■ **What is needed**
Copy verbatim the span of lines beginning at the line that contains "Transcribe this image's" and ending with the final line of the data. Exclude pictures from the copy.

■ **Excerpted data**
-- Begin --
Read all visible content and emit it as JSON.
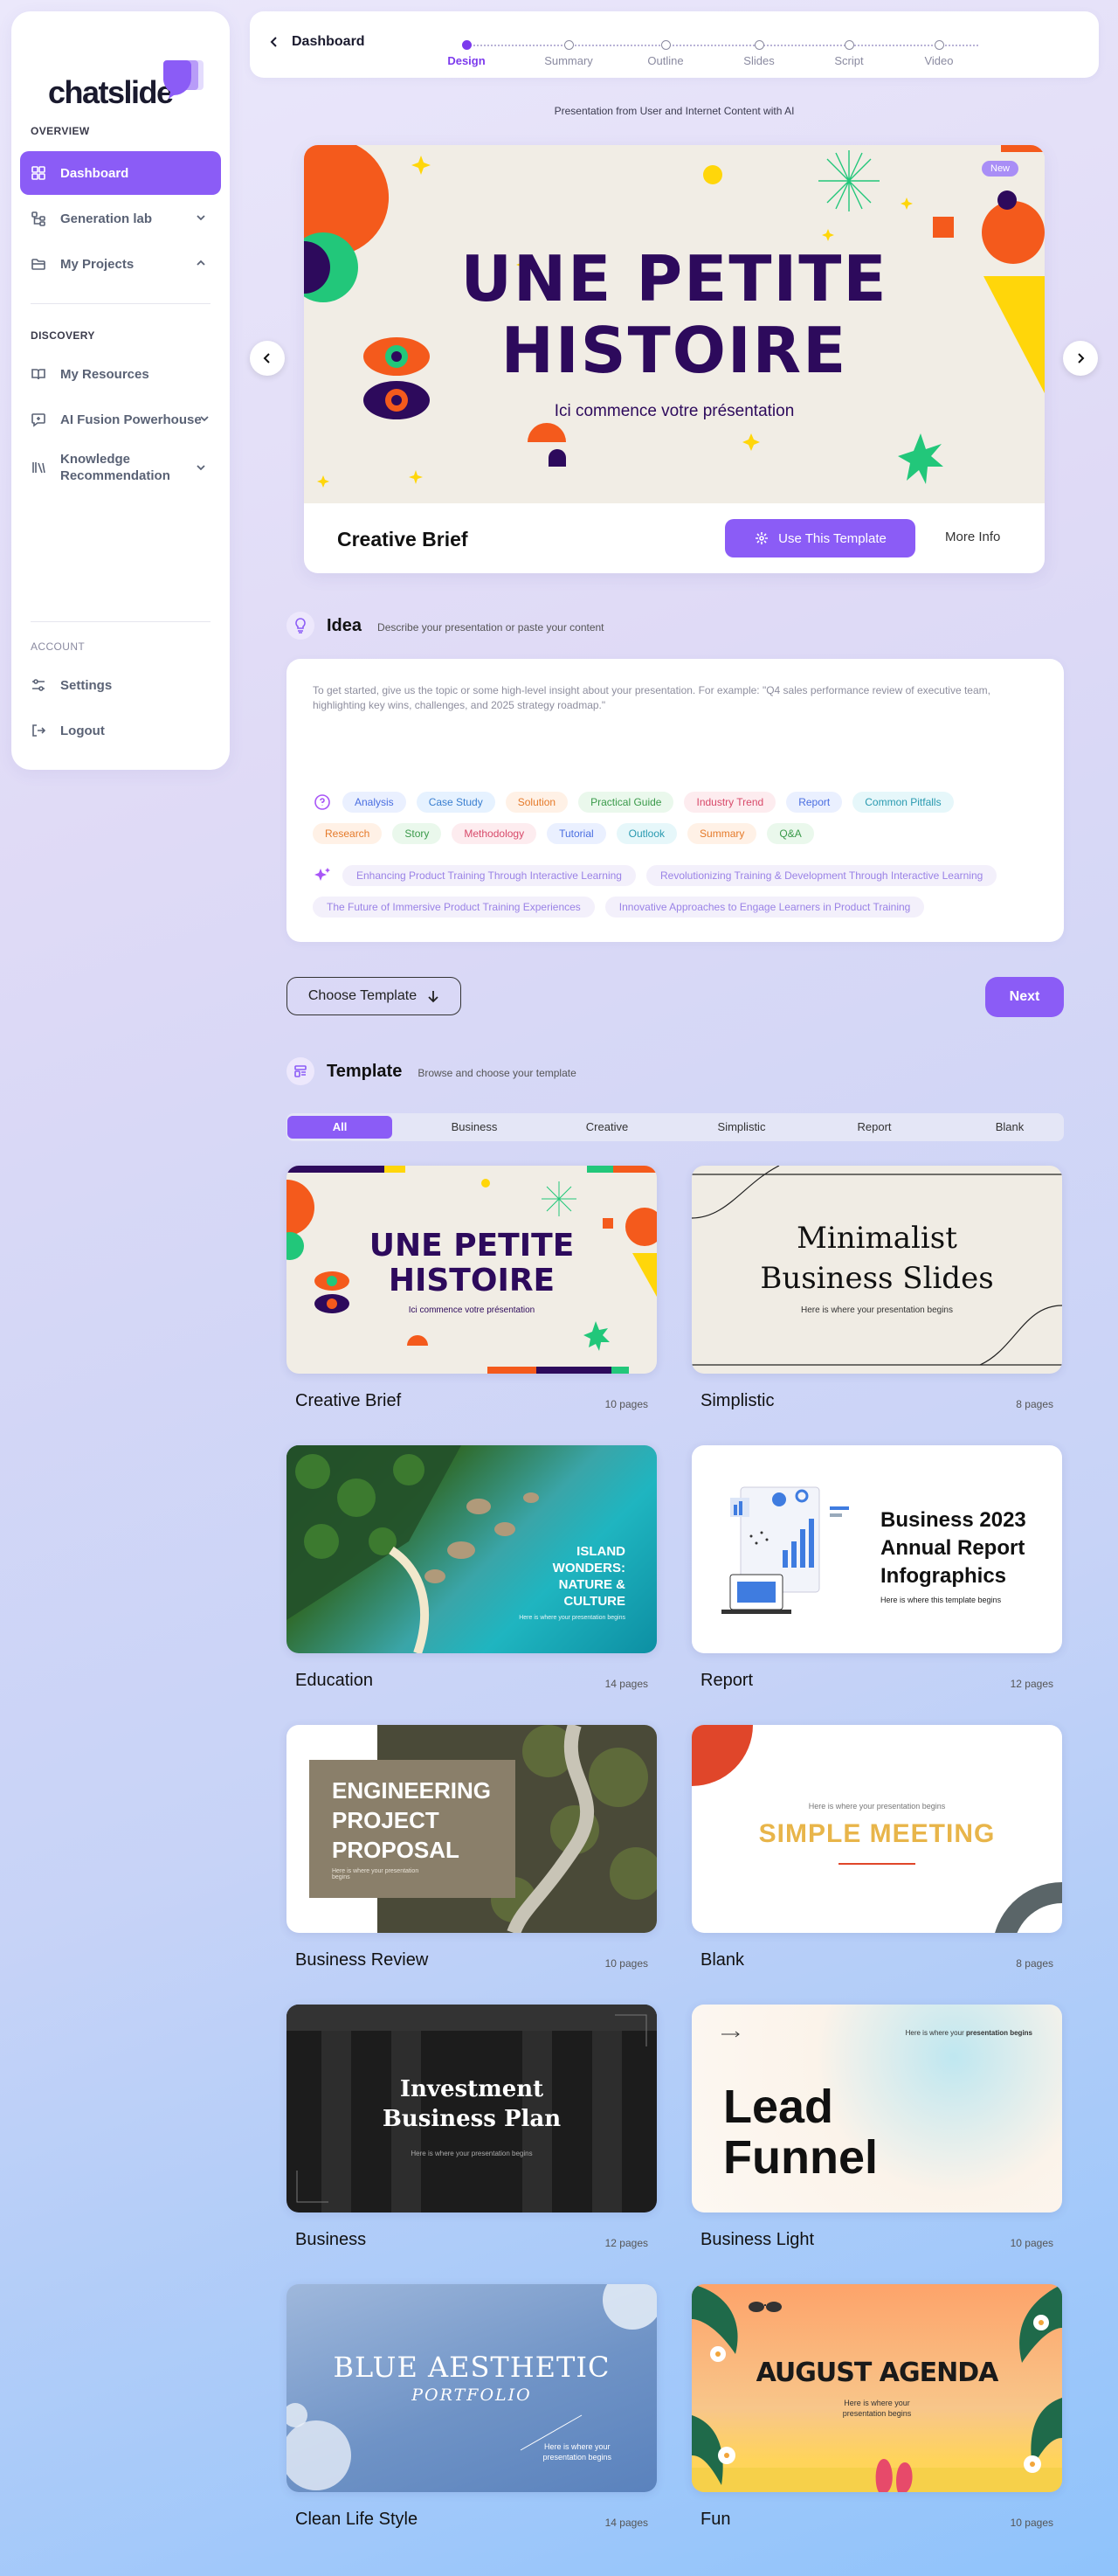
{
  "brand": {
    "logo": "chatslide"
  },
  "sidebar": {
    "overview_label": "OVERVIEW",
    "discovery_label": "DISCOVERY",
    "account_label": "ACCOUNT",
    "items": {
      "dashboard": "Dashboard",
      "generation": "Generation lab",
      "projects": "My Projects",
      "resources": "My Resources",
      "fusion": "AI Fusion Powerhouse",
      "knowledge": "Knowledge Recommendation",
      "settings": "Settings",
      "logout": "Logout"
    }
  },
  "topbar": {
    "back_label": "Dashboard",
    "steps": [
      "Design",
      "Summary",
      "Outline",
      "Slides",
      "Script",
      "Video"
    ],
    "active_step": "Design"
  },
  "subtitle": "Presentation from User and Internet Content with AI",
  "hero": {
    "badge": "New",
    "title_line1": "une petite",
    "title_line2": "histoire",
    "tagline": "Ici commence votre présentation",
    "name": "Creative Brief",
    "use_label": "Use This Template",
    "more_label": "More Info"
  },
  "idea": {
    "title": "Idea",
    "desc": "Describe your presentation or paste your content",
    "placeholder": "To get started, give us the topic or some high-level insight about your presentation. For example: \"Q4 sales performance review of executive team, highlighting key wins, challenges, and 2025 strategy roadmap.\"",
    "chips_row1": [
      "Analysis",
      "Case Study",
      "Solution",
      "Practical Guide",
      "Industry Trend",
      "Report",
      "Common Pitfalls"
    ],
    "chips_row2": [
      "Research",
      "Story",
      "Methodology",
      "Tutorial",
      "Outlook",
      "Summary",
      "Q&A"
    ],
    "suggestions_row1": [
      "Enhancing Product Training Through Interactive Learning",
      "Revolutionizing Training & Development Through Interactive Learning"
    ],
    "suggestions_row2": [
      "The Future of Immersive Product Training Experiences",
      "Innovative Approaches to Engage Learners in Product Training"
    ]
  },
  "actions": {
    "choose_label": "Choose Template",
    "next_label": "Next"
  },
  "templates": {
    "title": "Template",
    "desc": "Browse and choose your template",
    "tabs": [
      "All",
      "Business",
      "Creative",
      "Simplistic",
      "Report",
      "Blank"
    ],
    "active_tab": "All",
    "cards": [
      {
        "name": "Creative Brief",
        "pages": "10 pages",
        "t1": "une petite",
        "t2": "histoire",
        "t3": "Ici commence votre présentation"
      },
      {
        "name": "Simplistic",
        "pages": "8 pages",
        "t1": "Minimalist",
        "t2": "Business Slides",
        "t3": "Here is where your presentation begins"
      },
      {
        "name": "Education",
        "pages": "14 pages",
        "t1": "ISLAND",
        "t2": "WONDERS:",
        "t2b": "NATURE &",
        "t2c": "CULTURE",
        "t3": "Here is where your presentation begins"
      },
      {
        "name": "Report",
        "pages": "12 pages",
        "t1": "Business 2023",
        "t2": "Annual Report",
        "t2b": "Infographics",
        "t3": "Here is where this template begins"
      },
      {
        "name": "Business Review",
        "pages": "10 pages",
        "t1": "ENGINEERING",
        "t2": "PROJECT",
        "t2b": "PROPOSAL",
        "t3": "Here is where your presentation begins"
      },
      {
        "name": "Blank",
        "pages": "8 pages",
        "t1": "Here is where your presentation begins",
        "t2": "SIMPLE MEETING"
      },
      {
        "name": "Business",
        "pages": "12 pages",
        "t1": "Investment",
        "t2": "Business Plan",
        "t3": "Here is where your presentation begins"
      },
      {
        "name": "Business Light",
        "pages": "10 pages",
        "t1": "Here is where your",
        "t1b": "presentation begins",
        "t2": "Lead",
        "t2b": "Funnel"
      },
      {
        "name": "Clean Life Style",
        "pages": "14 pages",
        "t1": "BLUE AESTHETIC",
        "t2": "PORTFOLIO",
        "t3": "Here is where your",
        "t3b": "presentation begins"
      },
      {
        "name": "Fun",
        "pages": "10 pages",
        "t1": "AUGUST AGENDA",
        "t2": "Here is where your",
        "t2b": "presentation begins"
      }
    ]
  },
  "colors": {
    "accent": "#8b5cf6",
    "accent_dark": "#7c3aed",
    "hero_title": "#2d0a5c",
    "orange": "#f45a1c",
    "green": "#22c77a"
  }
}
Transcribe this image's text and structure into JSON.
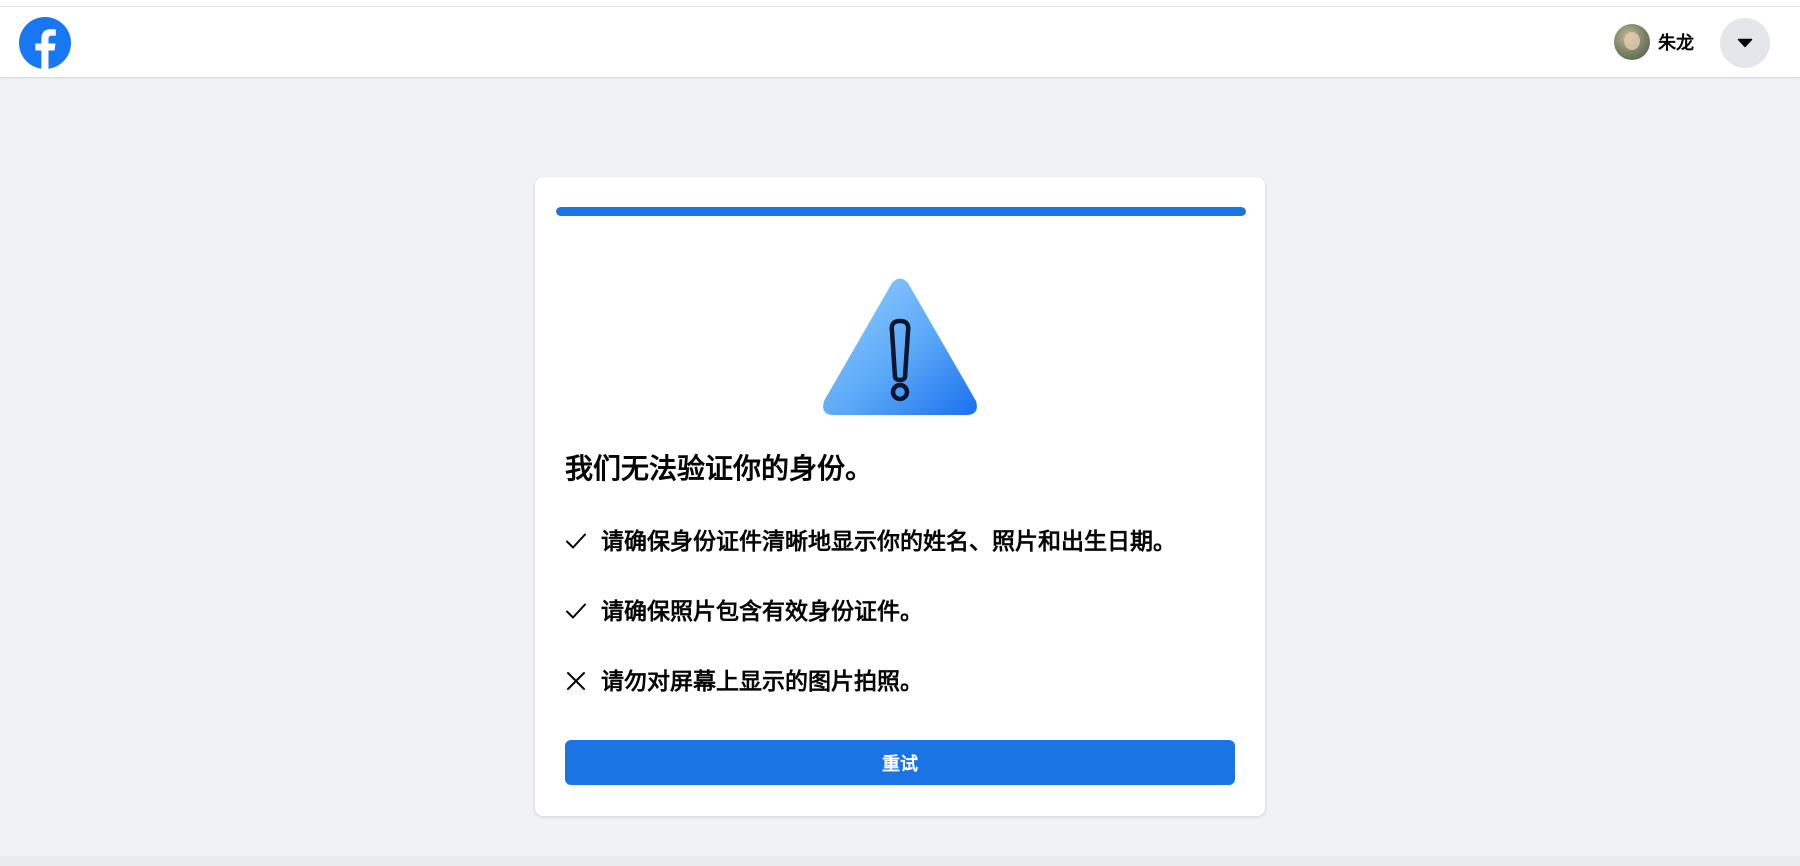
{
  "header": {
    "logo_icon": "facebook-logo-icon",
    "brand_color": "#1877f2",
    "user_name": "朱龙",
    "menu_icon": "caret-down-icon"
  },
  "verification": {
    "progress_fraction": 1.0,
    "progress_color": "#1b74e4",
    "status_icon": "warning-triangle-icon",
    "title": "我们无法验证你的身份。",
    "tips": [
      {
        "icon": "check-icon",
        "text": "请确保身份证件清晰地显示你的姓名、照片和出生日期。"
      },
      {
        "icon": "check-icon",
        "text": "请确保照片包含有效身份证件。"
      },
      {
        "icon": "x-icon",
        "text": "请勿对屏幕上显示的图片拍照。"
      }
    ],
    "retry_label": "重试"
  }
}
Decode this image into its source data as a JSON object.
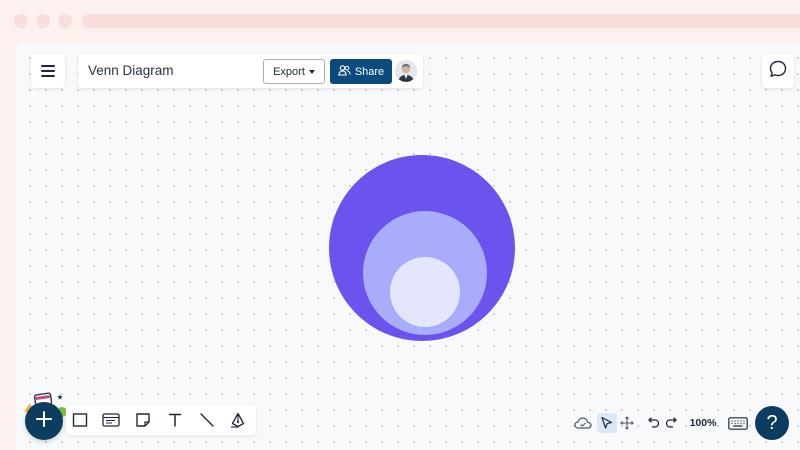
-- End --
■ **Solution**
Transcribe this image's text and structure into JSON.
{
  "header": {
    "logo_icon": "facebook-logo-icon",
    "brand_color": "#1877f2",
    "user_name": "朱龙",
    "menu_icon": "caret-down-icon"
  },
  "verification": {
    "progress_fraction": 1.0,
    "progress_color": "#1b74e4",
    "status_icon": "warning-triangle-icon",
    "title": "我们无法验证你的身份。",
    "tips": [
      {
        "icon": "check-icon",
        "text": "请确保身份证件清晰地显示你的姓名、照片和出生日期。"
      },
      {
        "icon": "check-icon",
        "text": "请确保照片包含有效身份证件。"
      },
      {
        "icon": "x-icon",
        "text": "请勿对屏幕上显示的图片拍照。"
      }
    ],
    "retry_label": "重试"
  }
}
Decode this image into its source data as a JSON object.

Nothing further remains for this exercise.